* START *

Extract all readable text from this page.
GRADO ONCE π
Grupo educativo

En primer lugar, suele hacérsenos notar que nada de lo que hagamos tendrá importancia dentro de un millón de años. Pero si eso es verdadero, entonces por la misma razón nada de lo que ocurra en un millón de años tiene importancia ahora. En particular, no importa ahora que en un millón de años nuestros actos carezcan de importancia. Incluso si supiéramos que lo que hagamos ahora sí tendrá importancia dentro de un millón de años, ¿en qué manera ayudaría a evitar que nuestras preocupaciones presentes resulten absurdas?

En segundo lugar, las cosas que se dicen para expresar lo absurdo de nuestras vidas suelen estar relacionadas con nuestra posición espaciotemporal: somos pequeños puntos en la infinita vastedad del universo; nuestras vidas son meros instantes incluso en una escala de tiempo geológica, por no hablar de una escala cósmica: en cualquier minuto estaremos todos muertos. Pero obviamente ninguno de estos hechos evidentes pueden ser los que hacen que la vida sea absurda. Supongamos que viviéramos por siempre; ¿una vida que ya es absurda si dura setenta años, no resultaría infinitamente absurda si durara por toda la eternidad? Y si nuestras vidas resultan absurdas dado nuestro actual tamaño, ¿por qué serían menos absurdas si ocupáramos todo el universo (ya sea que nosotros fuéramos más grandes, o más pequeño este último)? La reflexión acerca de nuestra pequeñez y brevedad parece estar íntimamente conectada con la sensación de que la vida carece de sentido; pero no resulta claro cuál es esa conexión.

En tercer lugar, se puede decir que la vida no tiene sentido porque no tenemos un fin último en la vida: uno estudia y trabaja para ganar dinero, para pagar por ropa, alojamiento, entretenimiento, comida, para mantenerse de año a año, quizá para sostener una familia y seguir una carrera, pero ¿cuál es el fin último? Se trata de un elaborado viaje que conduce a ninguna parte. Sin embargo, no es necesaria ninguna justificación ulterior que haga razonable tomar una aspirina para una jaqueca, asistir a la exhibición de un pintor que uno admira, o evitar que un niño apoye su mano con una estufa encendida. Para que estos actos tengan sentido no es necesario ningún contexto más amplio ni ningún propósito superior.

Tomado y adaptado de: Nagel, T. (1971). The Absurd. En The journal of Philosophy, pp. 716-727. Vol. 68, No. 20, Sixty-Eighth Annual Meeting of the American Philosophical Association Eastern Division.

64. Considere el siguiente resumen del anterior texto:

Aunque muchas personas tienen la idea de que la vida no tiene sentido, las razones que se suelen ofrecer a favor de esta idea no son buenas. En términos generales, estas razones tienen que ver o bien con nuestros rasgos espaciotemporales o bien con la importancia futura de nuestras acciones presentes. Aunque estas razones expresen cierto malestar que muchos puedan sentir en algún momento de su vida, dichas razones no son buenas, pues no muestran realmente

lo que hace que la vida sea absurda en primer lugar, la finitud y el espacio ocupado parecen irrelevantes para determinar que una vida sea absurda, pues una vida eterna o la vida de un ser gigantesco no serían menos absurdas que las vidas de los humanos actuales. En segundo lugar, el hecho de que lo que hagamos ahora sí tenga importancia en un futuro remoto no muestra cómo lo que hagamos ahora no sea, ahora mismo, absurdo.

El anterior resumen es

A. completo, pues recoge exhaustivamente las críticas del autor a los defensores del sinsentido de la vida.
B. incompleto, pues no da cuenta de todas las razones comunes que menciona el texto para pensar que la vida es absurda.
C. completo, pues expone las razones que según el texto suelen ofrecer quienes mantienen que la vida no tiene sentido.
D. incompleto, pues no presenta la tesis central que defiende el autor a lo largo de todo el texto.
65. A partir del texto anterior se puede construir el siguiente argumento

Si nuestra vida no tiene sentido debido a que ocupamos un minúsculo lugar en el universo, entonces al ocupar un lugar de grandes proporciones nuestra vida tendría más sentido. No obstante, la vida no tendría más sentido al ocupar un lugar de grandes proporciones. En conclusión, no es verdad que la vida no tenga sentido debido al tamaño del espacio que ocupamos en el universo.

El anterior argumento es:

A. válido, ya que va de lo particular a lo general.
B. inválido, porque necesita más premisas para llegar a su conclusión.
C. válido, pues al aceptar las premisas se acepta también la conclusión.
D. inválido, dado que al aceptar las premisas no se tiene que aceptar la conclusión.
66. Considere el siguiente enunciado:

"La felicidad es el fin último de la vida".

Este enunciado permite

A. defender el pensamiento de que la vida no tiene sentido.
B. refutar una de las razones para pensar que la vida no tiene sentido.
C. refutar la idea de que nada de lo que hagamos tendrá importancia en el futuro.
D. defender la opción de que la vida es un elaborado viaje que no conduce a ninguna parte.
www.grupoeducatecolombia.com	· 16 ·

* END *

Goal ->
Every record shown above should be written out again exactly.

Final answer ->
Extract all readable text from this page.
GRADO ONCE π
Grupo educativo

En primer lugar, suele hacérsenos notar que nada de lo que hagamos tendrá importancia dentro de un millón de años. Pero si eso es verdadero, entonces por la misma razón nada de lo que ocurra en un millón de años tiene importancia ahora. En particular, no importa ahora que en un millón de años nuestros actos carezcan de importancia. Incluso si supiéramos que lo que hagamos ahora sí tendrá importancia dentro de un millón de años, ¿en qué manera ayudaría a evitar que nuestras preocupaciones presentes resulten absurdas?

En segundo lugar, las cosas que se dicen para expresar lo absurdo de nuestras vidas suelen estar relacionadas con nuestra posición espaciotemporal: somos pequeños puntos en la infinita vastedad del universo; nuestras vidas son meros instantes incluso en una escala de tiempo geológica, por no hablar de una escala cósmica: en cualquier minuto estaremos todos muertos. Pero obviamente ninguno de estos hechos evidentes pueden ser los que hacen que la vida sea absurda. Supongamos que viviéramos por siempre; ¿una vida que ya es absurda si dura setenta años, no resultaría infinitamente absurda si durara por toda la eternidad? Y si nuestras vidas resultan absurdas dado nuestro actual tamaño, ¿por qué serían menos absurdas si ocupáramos todo el universo (ya sea que nosotros fuéramos más grandes, o más pequeño este último)? La reflexión acerca de nuestra pequeñez y brevedad parece estar íntimamente conectada con la sensación de que la vida carece de sentido; pero no resulta claro cuál es esa conexión.

En tercer lugar, se puede decir que la vida no tiene sentido porque no tenemos un fin último en la vida: uno estudia y trabaja para ganar dinero, para pagar por ropa, alojamiento, entretenimiento, comida, para mantenerse de año a año, quizá para sostener una familia y seguir una carrera, pero ¿cuál es el fin último? Se trata de un elaborado viaje que conduce a ninguna parte. Sin embargo, no es necesaria ninguna justificación ulterior que haga razonable tomar una aspirina para una jaqueca, asistir a la exhibición de un pintor que uno admira, o evitar que un niño apoye su mano con una estufa encendida. Para que estos actos tengan sentido no es necesario ningún contexto más amplio ni ningún propósito superior.

Tomado y adaptado de: Nagel, T. (1971). The Absurd. En The journal of Philosophy, pp. 716-727. Vol. 68, No. 20, Sixty-Eighth Annual Meeting of the American Philosophical Association Eastern Division.

64. Considere el siguiente resumen del anterior texto:

Aunque muchas personas tienen la idea de que la vida no tiene sentido, las razones que se suelen ofrecer a favor de esta idea no son buenas. En términos generales, estas razones tienen que ver o bien con nuestros rasgos espaciotemporales o bien con la importancia futura de nuestras acciones presentes. Aunque estas razones expresen cierto malestar que muchos puedan sentir en algún momento de su vida, dichas razones no son buenas, pues no muestran realmente

lo que hace que la vida sea absurda en primer lugar, la finitud y el espacio ocupado parecen irrelevantes para determinar que una vida sea absurda, pues una vida eterna o la vida de un ser gigantesco no serían menos absurdas que las vidas de los humanos actuales. En segundo lugar, el hecho de que lo que hagamos ahora sí tenga importancia en un futuro remoto no muestra cómo lo que hagamos ahora no sea, ahora mismo, absurdo.

El anterior resumen es

A. completo, pues recoge exhaustivamente las críticas del autor a los defensores del sinsentido de la vida.
B. incompleto, pues no da cuenta de todas las razones comunes que menciona el texto para pensar que la vida es absurda.
C. completo, pues expone las razones que según el texto suelen ofrecer quienes mantienen que la vida no tiene sentido.
D. incompleto, pues no presenta la tesis central que defiende el autor a lo largo de todo el texto.
65. A partir del texto anterior se puede construir el siguiente argumento

Si nuestra vida no tiene sentido debido a que ocupamos un minúsculo lugar en el universo, entonces al ocupar un lugar de grandes proporciones nuestra vida tendría más sentido. No obstante, la vida no tendría más sentido al ocupar un lugar de grandes proporciones. En conclusión, no es verdad que la vida no tenga sentido debido al tamaño del espacio que ocupamos en el universo.

El anterior argumento es:

A. válido, ya que va de lo particular a lo general.
B. inválido, porque necesita más premisas para llegar a su conclusión.
C. válido, pues al aceptar las premisas se acepta también la conclusión.
D. inválido, dado que al aceptar las premisas no se tiene que aceptar la conclusión.
66. Considere el siguiente enunciado:

"La felicidad es el fin último de la vida".

Este enunciado permite

A. defender el pensamiento de que la vida no tiene sentido.
B. refutar una de las razones para pensar que la vida no tiene sentido.
C. refutar la idea de que nada de lo que hagamos tendrá importancia en el futuro.
D. defender la opción de que la vida es un elaborado viaje que no conduce a ninguna parte.
www.grupoeducatecolombia.com	· 16 ·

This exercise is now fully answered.